(Stated task) What lines of the data include the string "Política"? Copy them all.
• • • • •
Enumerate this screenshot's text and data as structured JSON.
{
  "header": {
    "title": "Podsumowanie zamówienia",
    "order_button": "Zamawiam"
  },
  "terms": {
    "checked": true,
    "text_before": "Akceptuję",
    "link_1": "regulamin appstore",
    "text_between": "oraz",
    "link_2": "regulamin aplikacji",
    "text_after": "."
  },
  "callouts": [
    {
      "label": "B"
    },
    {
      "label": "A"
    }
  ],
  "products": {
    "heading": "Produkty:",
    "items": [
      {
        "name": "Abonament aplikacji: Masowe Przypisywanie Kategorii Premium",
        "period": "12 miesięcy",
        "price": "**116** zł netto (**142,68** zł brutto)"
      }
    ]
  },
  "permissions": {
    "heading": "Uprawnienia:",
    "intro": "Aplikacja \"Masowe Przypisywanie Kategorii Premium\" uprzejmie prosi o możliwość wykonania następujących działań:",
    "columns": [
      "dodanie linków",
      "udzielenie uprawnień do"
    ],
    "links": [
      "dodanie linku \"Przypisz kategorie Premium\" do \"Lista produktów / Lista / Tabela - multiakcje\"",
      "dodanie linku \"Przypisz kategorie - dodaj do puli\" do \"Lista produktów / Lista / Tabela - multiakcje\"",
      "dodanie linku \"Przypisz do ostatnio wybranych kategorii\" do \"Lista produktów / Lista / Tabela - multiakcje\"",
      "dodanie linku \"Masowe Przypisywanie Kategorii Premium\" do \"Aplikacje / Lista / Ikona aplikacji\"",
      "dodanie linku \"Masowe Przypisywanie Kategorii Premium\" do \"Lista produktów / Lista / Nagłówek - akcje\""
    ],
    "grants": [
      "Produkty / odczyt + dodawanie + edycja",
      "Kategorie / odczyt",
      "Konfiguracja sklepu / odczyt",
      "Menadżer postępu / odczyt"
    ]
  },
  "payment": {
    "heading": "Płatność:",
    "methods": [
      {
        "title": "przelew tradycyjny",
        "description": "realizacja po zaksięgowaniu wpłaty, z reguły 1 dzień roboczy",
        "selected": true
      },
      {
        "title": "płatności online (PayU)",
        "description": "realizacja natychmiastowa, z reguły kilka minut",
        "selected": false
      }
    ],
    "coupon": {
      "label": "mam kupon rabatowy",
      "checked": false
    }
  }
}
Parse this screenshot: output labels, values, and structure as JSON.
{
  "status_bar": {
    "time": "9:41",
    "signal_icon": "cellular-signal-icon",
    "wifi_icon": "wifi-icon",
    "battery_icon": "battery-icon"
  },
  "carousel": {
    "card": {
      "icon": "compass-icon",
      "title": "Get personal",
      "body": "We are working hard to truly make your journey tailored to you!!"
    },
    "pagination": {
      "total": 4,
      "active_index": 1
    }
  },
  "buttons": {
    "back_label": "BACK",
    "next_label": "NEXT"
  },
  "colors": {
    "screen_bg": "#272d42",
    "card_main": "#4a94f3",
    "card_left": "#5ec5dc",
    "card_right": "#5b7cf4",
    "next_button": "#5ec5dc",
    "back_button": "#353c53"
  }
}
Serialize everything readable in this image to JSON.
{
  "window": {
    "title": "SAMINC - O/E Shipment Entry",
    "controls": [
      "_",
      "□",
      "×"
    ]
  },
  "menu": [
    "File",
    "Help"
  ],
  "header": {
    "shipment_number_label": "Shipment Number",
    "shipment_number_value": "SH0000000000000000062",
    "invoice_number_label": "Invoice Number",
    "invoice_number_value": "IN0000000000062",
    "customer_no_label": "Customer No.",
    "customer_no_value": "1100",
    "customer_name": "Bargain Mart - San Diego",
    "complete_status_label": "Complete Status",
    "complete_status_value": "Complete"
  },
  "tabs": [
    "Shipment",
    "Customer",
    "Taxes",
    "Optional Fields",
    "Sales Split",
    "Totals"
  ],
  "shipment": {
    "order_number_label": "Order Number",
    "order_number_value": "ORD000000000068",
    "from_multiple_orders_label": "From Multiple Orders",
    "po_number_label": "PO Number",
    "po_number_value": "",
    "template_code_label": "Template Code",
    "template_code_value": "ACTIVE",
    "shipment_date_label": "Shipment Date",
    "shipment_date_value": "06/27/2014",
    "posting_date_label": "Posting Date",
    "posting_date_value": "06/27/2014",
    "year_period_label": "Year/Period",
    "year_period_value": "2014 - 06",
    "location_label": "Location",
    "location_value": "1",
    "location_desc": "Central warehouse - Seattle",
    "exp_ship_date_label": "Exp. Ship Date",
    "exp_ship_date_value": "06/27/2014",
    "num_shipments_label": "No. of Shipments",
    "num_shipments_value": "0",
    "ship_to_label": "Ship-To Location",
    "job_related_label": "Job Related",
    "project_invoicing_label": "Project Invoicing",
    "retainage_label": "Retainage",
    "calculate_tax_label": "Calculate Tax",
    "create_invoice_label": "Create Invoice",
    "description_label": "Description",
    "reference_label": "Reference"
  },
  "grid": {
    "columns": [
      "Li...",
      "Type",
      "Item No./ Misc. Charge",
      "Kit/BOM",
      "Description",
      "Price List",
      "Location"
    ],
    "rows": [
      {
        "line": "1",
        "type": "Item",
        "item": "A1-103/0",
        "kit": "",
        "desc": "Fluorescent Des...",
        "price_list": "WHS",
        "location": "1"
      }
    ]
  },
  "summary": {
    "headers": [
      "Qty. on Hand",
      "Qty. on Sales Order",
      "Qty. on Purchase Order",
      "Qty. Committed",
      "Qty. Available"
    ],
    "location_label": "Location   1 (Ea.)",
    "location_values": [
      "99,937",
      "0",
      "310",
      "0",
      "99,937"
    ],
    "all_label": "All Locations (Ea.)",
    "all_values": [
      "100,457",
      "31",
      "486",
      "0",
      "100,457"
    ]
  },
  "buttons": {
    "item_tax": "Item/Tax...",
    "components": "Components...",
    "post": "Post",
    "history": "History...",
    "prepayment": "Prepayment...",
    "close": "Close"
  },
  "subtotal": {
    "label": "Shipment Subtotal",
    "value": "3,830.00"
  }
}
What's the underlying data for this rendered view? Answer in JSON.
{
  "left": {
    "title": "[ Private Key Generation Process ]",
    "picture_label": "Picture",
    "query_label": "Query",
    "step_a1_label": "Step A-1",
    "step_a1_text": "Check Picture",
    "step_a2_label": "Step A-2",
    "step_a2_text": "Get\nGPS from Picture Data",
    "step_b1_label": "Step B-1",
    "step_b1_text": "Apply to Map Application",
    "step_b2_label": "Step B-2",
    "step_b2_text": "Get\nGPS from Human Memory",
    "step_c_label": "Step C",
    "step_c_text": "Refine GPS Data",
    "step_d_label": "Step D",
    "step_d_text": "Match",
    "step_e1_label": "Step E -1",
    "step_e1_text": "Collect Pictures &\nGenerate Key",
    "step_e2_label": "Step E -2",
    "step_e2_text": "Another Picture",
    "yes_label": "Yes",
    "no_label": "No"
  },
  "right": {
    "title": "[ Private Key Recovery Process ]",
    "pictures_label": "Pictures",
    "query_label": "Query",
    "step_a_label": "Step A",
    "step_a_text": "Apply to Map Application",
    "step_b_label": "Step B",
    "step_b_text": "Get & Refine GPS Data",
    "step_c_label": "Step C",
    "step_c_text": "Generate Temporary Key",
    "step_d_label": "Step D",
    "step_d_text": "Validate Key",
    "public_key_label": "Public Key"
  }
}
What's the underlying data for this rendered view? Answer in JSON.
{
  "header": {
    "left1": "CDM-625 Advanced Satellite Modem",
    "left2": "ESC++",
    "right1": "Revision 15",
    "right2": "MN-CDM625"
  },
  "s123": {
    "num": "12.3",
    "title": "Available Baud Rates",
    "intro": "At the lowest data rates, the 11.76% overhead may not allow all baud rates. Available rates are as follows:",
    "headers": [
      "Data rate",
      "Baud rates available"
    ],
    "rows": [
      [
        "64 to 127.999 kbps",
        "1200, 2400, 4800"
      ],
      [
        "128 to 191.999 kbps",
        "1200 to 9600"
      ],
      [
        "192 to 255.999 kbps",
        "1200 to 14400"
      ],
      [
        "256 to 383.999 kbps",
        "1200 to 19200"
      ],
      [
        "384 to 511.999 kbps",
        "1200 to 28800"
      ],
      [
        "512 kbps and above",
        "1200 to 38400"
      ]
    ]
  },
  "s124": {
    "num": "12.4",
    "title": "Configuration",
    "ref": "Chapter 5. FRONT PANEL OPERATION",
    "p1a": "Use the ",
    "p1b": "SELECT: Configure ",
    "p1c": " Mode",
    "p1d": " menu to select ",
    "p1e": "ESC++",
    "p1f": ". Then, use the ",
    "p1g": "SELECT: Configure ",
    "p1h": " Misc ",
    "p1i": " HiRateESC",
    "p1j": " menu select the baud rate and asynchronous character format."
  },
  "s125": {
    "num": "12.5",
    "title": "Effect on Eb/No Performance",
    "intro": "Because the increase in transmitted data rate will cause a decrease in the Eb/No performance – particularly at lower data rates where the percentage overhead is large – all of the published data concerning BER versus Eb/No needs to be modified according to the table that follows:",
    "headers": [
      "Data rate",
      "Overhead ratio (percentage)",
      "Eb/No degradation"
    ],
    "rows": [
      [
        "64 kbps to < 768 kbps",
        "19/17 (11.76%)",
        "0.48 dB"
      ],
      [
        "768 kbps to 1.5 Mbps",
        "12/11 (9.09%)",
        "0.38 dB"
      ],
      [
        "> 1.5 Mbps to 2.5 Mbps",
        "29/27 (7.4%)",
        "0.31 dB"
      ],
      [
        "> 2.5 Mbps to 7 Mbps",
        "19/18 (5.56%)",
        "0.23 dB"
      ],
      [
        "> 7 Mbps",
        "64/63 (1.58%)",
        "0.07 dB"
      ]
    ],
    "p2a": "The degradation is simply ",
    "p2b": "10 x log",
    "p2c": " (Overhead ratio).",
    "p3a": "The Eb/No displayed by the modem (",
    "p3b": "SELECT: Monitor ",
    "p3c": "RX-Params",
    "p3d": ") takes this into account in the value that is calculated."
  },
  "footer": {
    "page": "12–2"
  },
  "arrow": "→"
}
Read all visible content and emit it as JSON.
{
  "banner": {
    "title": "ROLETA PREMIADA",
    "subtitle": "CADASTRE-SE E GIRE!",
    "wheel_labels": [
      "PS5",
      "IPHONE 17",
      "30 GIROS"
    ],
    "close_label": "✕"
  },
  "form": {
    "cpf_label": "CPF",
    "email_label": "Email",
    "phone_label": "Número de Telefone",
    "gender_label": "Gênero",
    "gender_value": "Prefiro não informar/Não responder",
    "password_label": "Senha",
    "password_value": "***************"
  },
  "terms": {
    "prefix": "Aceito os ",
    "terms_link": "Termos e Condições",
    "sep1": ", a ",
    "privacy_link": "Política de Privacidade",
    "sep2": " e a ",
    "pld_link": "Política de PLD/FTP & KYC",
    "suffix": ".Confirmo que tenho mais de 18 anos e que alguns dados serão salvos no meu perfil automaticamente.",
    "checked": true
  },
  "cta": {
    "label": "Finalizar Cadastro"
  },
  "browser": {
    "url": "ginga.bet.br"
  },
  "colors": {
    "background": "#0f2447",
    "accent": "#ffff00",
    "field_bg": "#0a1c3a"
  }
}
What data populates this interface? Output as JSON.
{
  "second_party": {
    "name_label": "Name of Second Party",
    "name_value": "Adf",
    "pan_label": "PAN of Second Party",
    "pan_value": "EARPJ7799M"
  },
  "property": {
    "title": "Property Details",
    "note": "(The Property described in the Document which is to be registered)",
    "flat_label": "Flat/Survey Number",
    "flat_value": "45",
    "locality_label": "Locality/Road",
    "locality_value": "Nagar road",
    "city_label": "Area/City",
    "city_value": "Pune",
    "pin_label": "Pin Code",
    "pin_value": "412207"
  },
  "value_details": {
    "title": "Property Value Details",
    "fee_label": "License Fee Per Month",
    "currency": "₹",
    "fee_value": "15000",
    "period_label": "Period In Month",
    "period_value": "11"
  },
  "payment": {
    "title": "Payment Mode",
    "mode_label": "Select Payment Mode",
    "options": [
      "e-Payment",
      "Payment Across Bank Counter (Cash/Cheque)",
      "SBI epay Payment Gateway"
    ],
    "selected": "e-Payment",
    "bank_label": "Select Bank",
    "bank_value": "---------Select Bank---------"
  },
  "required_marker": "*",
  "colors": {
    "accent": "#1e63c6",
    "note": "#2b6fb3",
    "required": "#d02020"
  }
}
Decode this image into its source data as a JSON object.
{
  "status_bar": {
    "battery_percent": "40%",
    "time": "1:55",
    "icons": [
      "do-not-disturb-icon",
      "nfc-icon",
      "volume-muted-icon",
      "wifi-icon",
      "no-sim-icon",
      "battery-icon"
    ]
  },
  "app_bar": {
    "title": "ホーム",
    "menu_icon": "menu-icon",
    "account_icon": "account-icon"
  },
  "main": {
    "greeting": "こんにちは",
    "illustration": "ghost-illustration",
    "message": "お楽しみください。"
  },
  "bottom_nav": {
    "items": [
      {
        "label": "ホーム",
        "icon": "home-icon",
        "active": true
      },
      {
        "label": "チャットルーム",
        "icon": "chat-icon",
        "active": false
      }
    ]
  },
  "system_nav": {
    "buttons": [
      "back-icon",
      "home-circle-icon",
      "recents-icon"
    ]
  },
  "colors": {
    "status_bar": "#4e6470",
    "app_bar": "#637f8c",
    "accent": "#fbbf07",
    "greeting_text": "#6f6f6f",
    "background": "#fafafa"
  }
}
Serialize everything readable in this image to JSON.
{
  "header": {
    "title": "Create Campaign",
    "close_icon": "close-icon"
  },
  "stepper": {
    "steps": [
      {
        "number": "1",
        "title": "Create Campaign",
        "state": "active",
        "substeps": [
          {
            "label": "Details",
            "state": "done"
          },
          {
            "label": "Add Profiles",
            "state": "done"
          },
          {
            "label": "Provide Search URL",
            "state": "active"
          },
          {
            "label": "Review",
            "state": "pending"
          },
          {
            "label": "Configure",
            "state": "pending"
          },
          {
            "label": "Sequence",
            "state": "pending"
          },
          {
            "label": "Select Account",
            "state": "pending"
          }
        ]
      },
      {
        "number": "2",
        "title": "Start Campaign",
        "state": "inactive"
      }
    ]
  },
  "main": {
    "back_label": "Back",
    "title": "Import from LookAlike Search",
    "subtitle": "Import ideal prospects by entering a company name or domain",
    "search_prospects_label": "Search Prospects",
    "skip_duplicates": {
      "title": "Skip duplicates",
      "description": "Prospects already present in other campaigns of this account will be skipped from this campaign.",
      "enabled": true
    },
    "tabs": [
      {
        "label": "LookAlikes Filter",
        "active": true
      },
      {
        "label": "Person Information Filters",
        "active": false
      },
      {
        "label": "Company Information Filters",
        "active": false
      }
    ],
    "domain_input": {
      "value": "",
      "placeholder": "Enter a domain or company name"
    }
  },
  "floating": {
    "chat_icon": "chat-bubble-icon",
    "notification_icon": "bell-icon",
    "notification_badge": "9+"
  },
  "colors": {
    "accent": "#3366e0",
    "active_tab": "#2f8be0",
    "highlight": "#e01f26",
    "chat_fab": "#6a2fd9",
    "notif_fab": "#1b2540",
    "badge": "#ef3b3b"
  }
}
• • • • •
(Exercise result)
    "privacy_link": "Política de Privacidade",
    "pld_link": "Política de PLD/FTP & KYC",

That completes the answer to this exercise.